──────── DATA LINES
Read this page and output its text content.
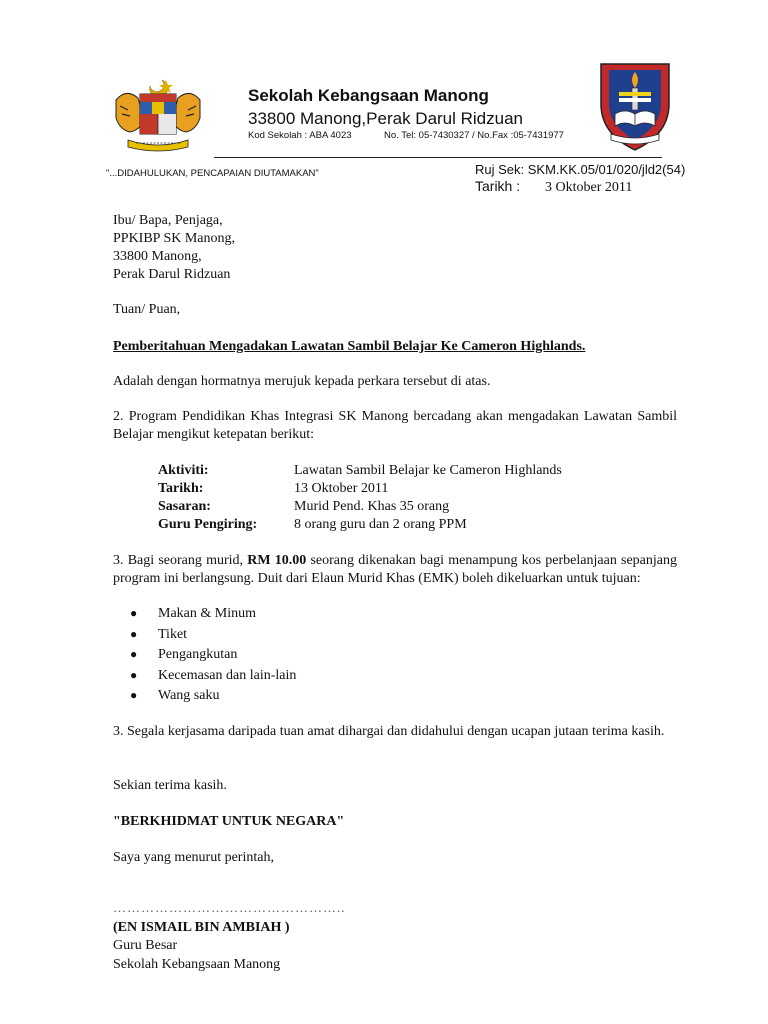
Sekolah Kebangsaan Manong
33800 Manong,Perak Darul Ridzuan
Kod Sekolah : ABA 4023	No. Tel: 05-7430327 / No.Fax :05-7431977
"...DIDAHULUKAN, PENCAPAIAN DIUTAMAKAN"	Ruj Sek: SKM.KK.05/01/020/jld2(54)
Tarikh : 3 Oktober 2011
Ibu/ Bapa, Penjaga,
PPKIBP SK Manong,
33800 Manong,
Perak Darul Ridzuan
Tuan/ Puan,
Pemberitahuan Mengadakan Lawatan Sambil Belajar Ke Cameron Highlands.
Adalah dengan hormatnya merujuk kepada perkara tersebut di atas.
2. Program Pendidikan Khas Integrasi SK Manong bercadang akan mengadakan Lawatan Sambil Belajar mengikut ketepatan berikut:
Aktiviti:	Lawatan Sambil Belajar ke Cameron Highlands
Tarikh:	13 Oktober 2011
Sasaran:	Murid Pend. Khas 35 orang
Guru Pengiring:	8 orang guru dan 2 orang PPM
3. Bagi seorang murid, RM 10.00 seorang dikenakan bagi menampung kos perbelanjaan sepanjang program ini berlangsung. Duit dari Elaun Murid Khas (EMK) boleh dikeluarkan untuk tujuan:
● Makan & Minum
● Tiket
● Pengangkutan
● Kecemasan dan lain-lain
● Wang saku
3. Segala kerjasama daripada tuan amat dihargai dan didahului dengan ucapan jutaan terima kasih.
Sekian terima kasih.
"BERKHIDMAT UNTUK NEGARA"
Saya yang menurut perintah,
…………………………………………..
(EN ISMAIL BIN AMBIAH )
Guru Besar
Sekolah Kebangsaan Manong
────────────────
Repeat each entry exactly. Pictures do not belong in the copy.

FULL OUTPUT
Read this page and output its text content.
Sekolah Kebangsaan Manong
33800 Manong,Perak Darul Ridzuan
Kod Sekolah : ABA 4023	No. Tel: 05-7430327 / No.Fax :05-7431977
"...DIDAHULUKAN, PENCAPAIAN DIUTAMAKAN"	Ruj Sek: SKM.KK.05/01/020/jld2(54)
Tarikh : 3 Oktober 2011
Ibu/ Bapa, Penjaga,
PPKIBP SK Manong,
33800 Manong,
Perak Darul Ridzuan
Tuan/ Puan,
Pemberitahuan Mengadakan Lawatan Sambil Belajar Ke Cameron Highlands.
Adalah dengan hormatnya merujuk kepada perkara tersebut di atas.
2. Program Pendidikan Khas Integrasi SK Manong bercadang akan mengadakan Lawatan Sambil Belajar mengikut ketepatan berikut:
Aktiviti:	Lawatan Sambil Belajar ke Cameron Highlands
Tarikh:	13 Oktober 2011
Sasaran:	Murid Pend. Khas 35 orang
Guru Pengiring:	8 orang guru dan 2 orang PPM
3. Bagi seorang murid, RM 10.00 seorang dikenakan bagi menampung kos perbelanjaan sepanjang program ini berlangsung. Duit dari Elaun Murid Khas (EMK) boleh dikeluarkan untuk tujuan:
● Makan & Minum
● Tiket
● Pengangkutan
● Kecemasan dan lain-lain
● Wang saku
3. Segala kerjasama daripada tuan amat dihargai dan didahului dengan ucapan jutaan terima kasih.
Sekian terima kasih.
"BERKHIDMAT UNTUK NEGARA"
Saya yang menurut perintah,
…………………………………………..
(EN ISMAIL BIN AMBIAH )
Guru Besar
Sekolah Kebangsaan Manong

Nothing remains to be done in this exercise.